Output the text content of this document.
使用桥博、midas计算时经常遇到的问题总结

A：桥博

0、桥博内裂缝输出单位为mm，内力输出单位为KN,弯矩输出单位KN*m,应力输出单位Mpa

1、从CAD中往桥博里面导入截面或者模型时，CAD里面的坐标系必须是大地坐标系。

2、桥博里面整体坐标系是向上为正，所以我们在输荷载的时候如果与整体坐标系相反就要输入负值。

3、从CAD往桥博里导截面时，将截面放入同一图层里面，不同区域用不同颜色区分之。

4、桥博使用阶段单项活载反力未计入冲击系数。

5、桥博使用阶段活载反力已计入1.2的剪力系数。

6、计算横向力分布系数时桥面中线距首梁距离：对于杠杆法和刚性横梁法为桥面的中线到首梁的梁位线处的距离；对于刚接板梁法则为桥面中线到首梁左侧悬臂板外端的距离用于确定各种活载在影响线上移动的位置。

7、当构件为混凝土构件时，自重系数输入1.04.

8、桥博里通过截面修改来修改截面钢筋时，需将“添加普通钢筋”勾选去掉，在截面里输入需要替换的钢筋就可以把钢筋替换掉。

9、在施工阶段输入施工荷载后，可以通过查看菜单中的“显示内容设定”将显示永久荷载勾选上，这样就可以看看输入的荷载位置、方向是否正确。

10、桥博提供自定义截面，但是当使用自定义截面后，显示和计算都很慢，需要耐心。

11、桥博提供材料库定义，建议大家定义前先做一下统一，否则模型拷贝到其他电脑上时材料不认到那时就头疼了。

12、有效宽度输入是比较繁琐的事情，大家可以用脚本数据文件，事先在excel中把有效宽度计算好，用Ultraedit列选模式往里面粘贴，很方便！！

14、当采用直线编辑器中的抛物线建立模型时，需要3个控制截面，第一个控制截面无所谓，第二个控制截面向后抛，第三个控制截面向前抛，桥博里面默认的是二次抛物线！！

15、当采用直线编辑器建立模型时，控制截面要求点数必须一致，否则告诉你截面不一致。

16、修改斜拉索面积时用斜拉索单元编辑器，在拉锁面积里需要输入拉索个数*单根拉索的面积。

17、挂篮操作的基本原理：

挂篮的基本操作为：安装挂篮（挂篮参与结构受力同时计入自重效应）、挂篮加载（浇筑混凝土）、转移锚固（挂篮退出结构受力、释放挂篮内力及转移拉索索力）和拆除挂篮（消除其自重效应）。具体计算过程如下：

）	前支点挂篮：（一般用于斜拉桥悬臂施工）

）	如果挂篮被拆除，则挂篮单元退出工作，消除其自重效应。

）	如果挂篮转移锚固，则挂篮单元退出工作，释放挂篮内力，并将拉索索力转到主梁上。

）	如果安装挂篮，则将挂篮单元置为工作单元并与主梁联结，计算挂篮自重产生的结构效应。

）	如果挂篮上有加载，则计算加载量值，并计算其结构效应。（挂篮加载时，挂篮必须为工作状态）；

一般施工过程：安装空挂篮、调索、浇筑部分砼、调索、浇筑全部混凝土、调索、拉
──────────────────────────────
All of the entries above should be written out again exactly.

Output the text content of this document.
使用桥博、midas计算时经常遇到的问题总结

A：桥博

0、桥博内裂缝输出单位为mm，内力输出单位为KN,弯矩输出单位KN*m,应力输出单位Mpa

1、从CAD中往桥博里面导入截面或者模型时，CAD里面的坐标系必须是大地坐标系。

2、桥博里面整体坐标系是向上为正，所以我们在输荷载的时候如果与整体坐标系相反就要输入负值。

3、从CAD往桥博里导截面时，将截面放入同一图层里面，不同区域用不同颜色区分之。

4、桥博使用阶段单项活载反力未计入冲击系数。

5、桥博使用阶段活载反力已计入1.2的剪力系数。

6、计算横向力分布系数时桥面中线距首梁距离：对于杠杆法和刚性横梁法为桥面的中线到首梁的梁位线处的距离；对于刚接板梁法则为桥面中线到首梁左侧悬臂板外端的距离用于确定各种活载在影响线上移动的位置。

7、当构件为混凝土构件时，自重系数输入1.04.

8、桥博里通过截面修改来修改截面钢筋时，需将“添加普通钢筋”勾选去掉，在截面里输入需要替换的钢筋就可以把钢筋替换掉。

9、在施工阶段输入施工荷载后，可以通过查看菜单中的“显示内容设定”将显示永久荷载勾选上，这样就可以看看输入的荷载位置、方向是否正确。

10、桥博提供自定义截面，但是当使用自定义截面后，显示和计算都很慢，需要耐心。

11、桥博提供材料库定义，建议大家定义前先做一下统一，否则模型拷贝到其他电脑上时材料不认到那时就头疼了。

12、有效宽度输入是比较繁琐的事情，大家可以用脚本数据文件，事先在excel中把有效宽度计算好，用Ultraedit列选模式往里面粘贴，很方便！！

14、当采用直线编辑器中的抛物线建立模型时，需要3个控制截面，第一个控制截面无所谓，第二个控制截面向后抛，第三个控制截面向前抛，桥博里面默认的是二次抛物线！！

15、当采用直线编辑器建立模型时，控制截面要求点数必须一致，否则告诉你截面不一致。

16、修改斜拉索面积时用斜拉索单元编辑器，在拉锁面积里需要输入拉索个数*单根拉索的面积。

17、挂篮操作的基本原理：

挂篮的基本操作为：安装挂篮（挂篮参与结构受力同时计入自重效应）、挂篮加载（浇筑混凝土）、转移锚固（挂篮退出结构受力、释放挂篮内力及转移拉索索力）和拆除挂篮（消除其自重效应）。具体计算过程如下：

）	前支点挂篮：（一般用于斜拉桥悬臂施工）

）	如果挂篮被拆除，则挂篮单元退出工作，消除其自重效应。

）	如果挂篮转移锚固，则挂篮单元退出工作，释放挂篮内力，并将拉索索力转到主梁上。

）	如果安装挂篮，则将挂篮单元置为工作单元并与主梁联结，计算挂篮自重产生的结构效应。

）	如果挂篮上有加载，则计算加载量值，并计算其结构效应。（挂篮加载时，挂篮必须为工作状态）；

一般施工过程：安装空挂篮、调索、浇筑部分砼、调索、浇筑全部混凝土、调索、拉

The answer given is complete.